#### Material supplied:
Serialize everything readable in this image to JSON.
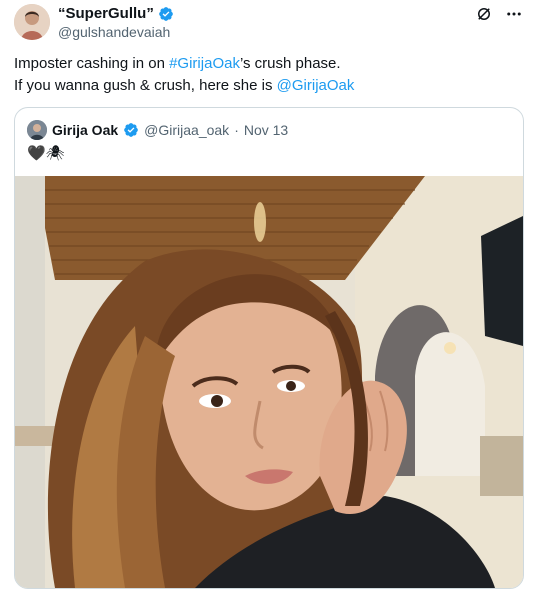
{
  "post": {
    "display_name": "“SuperGullu”",
    "handle": "@gulshandevaiah",
    "text_line1_before": "Imposter cashing in on ",
    "text_line1_hashtag": "#GirijaOak",
    "text_line1_after": "’s crush phase.",
    "text_line2_before": "If you wanna gush & crush, here she is ",
    "text_line2_mention": "@GirijaOak"
  },
  "quoted": {
    "display_name": "Girija Oak",
    "handle": "@Girijaa_oak",
    "separator": "·",
    "date": "Nov 13",
    "emoji_text": "🖤🕷"
  },
  "colors": {
    "link": "#1d9bf0",
    "verified": "#1d9bf0",
    "text": "#0f1419",
    "muted": "#536471",
    "border": "#cfd9de"
  },
  "icons": {
    "verified": "verified-badge-icon",
    "grok": "grok-icon",
    "more": "more-horizontal-icon"
  }
}
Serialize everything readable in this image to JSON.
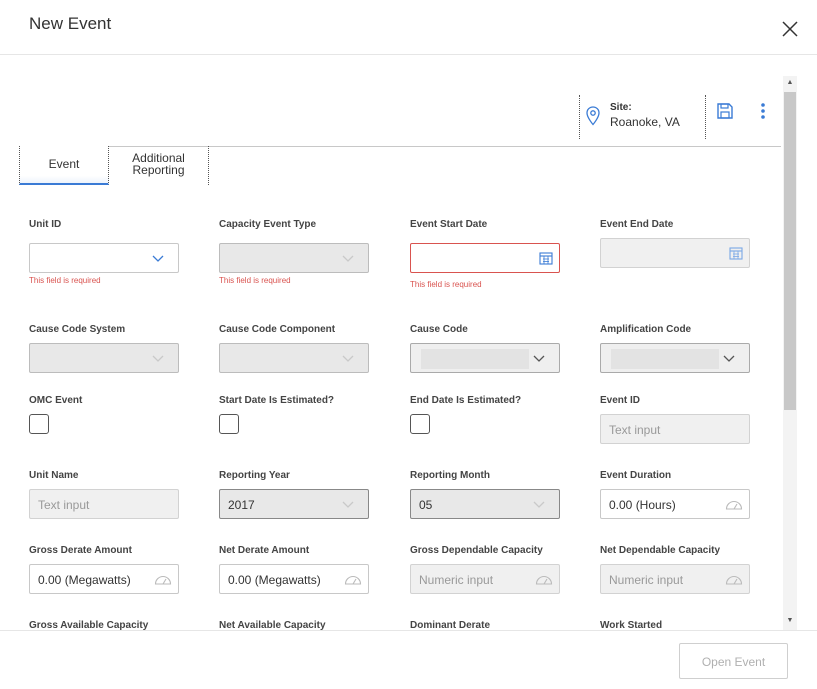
{
  "dialog": {
    "title": "New Event"
  },
  "site": {
    "label": "Site:",
    "value": "Roanoke, VA"
  },
  "tabs": [
    {
      "label": "Event"
    },
    {
      "label": "Additional Reporting"
    }
  ],
  "fields": {
    "unit_id": {
      "label": "Unit ID",
      "error": "This field is required"
    },
    "capacity_event_type": {
      "label": "Capacity Event Type",
      "error": "This field is required"
    },
    "event_start_date": {
      "label": "Event Start Date",
      "error": "This field is required"
    },
    "event_end_date": {
      "label": "Event End Date"
    },
    "cause_code_system": {
      "label": "Cause Code System"
    },
    "cause_code_component": {
      "label": "Cause Code Component"
    },
    "cause_code": {
      "label": "Cause Code"
    },
    "amplification_code": {
      "label": "Amplification Code"
    },
    "omc_event": {
      "label": "OMC Event"
    },
    "start_date_estimated": {
      "label": "Start Date Is Estimated?"
    },
    "end_date_estimated": {
      "label": "End Date Is Estimated?"
    },
    "event_id": {
      "label": "Event ID",
      "placeholder": "Text input"
    },
    "unit_name": {
      "label": "Unit Name",
      "placeholder": "Text input"
    },
    "reporting_year": {
      "label": "Reporting Year",
      "value": "2017"
    },
    "reporting_month": {
      "label": "Reporting Month",
      "value": "05"
    },
    "event_duration": {
      "label": "Event Duration",
      "value": "0.00 (Hours)"
    },
    "gross_derate_amount": {
      "label": "Gross Derate Amount",
      "value": "0.00 (Megawatts)"
    },
    "net_derate_amount": {
      "label": "Net Derate Amount",
      "value": "0.00 (Megawatts)"
    },
    "gross_dependable_capacity": {
      "label": "Gross Dependable Capacity",
      "placeholder": "Numeric input"
    },
    "net_dependable_capacity": {
      "label": "Net Dependable Capacity",
      "placeholder": "Numeric input"
    },
    "gross_available_capacity": {
      "label": "Gross Available Capacity"
    },
    "net_available_capacity": {
      "label": "Net Available Capacity"
    },
    "dominant_derate": {
      "label": "Dominant Derate"
    },
    "work_started": {
      "label": "Work Started"
    }
  },
  "footer": {
    "open_event_label": "Open Event"
  },
  "colors": {
    "accent": "#3a7bd5",
    "error": "#d9534f",
    "disabled_text": "#b0b0b0"
  }
}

#### Stated task:
In your copy, repeat each record exactly and include no pictures.

#### Output of the exercise:
Serialize everything readable in this image to JSON.
{
  "post": {
    "display_name": "“SuperGullu”",
    "handle": "@gulshandevaiah",
    "text_line1_before": "Imposter cashing in on ",
    "text_line1_hashtag": "#GirijaOak",
    "text_line1_after": "’s crush phase.",
    "text_line2_before": "If you wanna gush & crush, here she is ",
    "text_line2_mention": "@GirijaOak"
  },
  "quoted": {
    "display_name": "Girija Oak",
    "handle": "@Girijaa_oak",
    "separator": "·",
    "date": "Nov 13",
    "emoji_text": "🖤🕷"
  },
  "colors": {
    "link": "#1d9bf0",
    "verified": "#1d9bf0",
    "text": "#0f1419",
    "muted": "#536471",
    "border": "#cfd9de"
  },
  "icons": {
    "verified": "verified-badge-icon",
    "grok": "grok-icon",
    "more": "more-horizontal-icon"
  }
}
Serialize everything readable in this image to JSON.
{
  "dialog": {
    "title": "New Event"
  },
  "site": {
    "label": "Site:",
    "value": "Roanoke, VA"
  },
  "tabs": [
    {
      "label": "Event"
    },
    {
      "label": "Additional Reporting"
    }
  ],
  "fields": {
    "unit_id": {
      "label": "Unit ID",
      "error": "This field is required"
    },
    "capacity_event_type": {
      "label": "Capacity Event Type",
      "error": "This field is required"
    },
    "event_start_date": {
      "label": "Event Start Date",
      "error": "This field is required"
    },
    "event_end_date": {
      "label": "Event End Date"
    },
    "cause_code_system": {
      "label": "Cause Code System"
    },
    "cause_code_component": {
      "label": "Cause Code Component"
    },
    "cause_code": {
      "label": "Cause Code"
    },
    "amplification_code": {
      "label": "Amplification Code"
    },
    "omc_event": {
      "label": "OMC Event"
    },
    "start_date_estimated": {
      "label": "Start Date Is Estimated?"
    },
    "end_date_estimated": {
      "label": "End Date Is Estimated?"
    },
    "event_id": {
      "label": "Event ID",
      "placeholder": "Text input"
    },
    "unit_name": {
      "label": "Unit Name",
      "placeholder": "Text input"
    },
    "reporting_year": {
      "label": "Reporting Year",
      "value": "2017"
    },
    "reporting_month": {
      "label": "Reporting Month",
      "value": "05"
    },
    "event_duration": {
      "label": "Event Duration",
      "value": "0.00 (Hours)"
    },
    "gross_derate_amount": {
      "label": "Gross Derate Amount",
      "value": "0.00 (Megawatts)"
    },
    "net_derate_amount": {
      "label": "Net Derate Amount",
      "value": "0.00 (Megawatts)"
    },
    "gross_dependable_capacity": {
      "label": "Gross Dependable Capacity",
      "placeholder": "Numeric input"
    },
    "net_dependable_capacity": {
      "label": "Net Dependable Capacity",
      "placeholder": "Numeric input"
    },
    "gross_available_capacity": {
      "label": "Gross Available Capacity"
    },
    "net_available_capacity": {
      "label": "Net Available Capacity"
    },
    "dominant_derate": {
      "label": "Dominant Derate"
    },
    "work_started": {
      "label": "Work Started"
    }
  },
  "footer": {
    "open_event_label": "Open Event"
  },
  "colors": {
    "accent": "#3a7bd5",
    "error": "#d9534f",
    "disabled_text": "#b0b0b0"
  }
}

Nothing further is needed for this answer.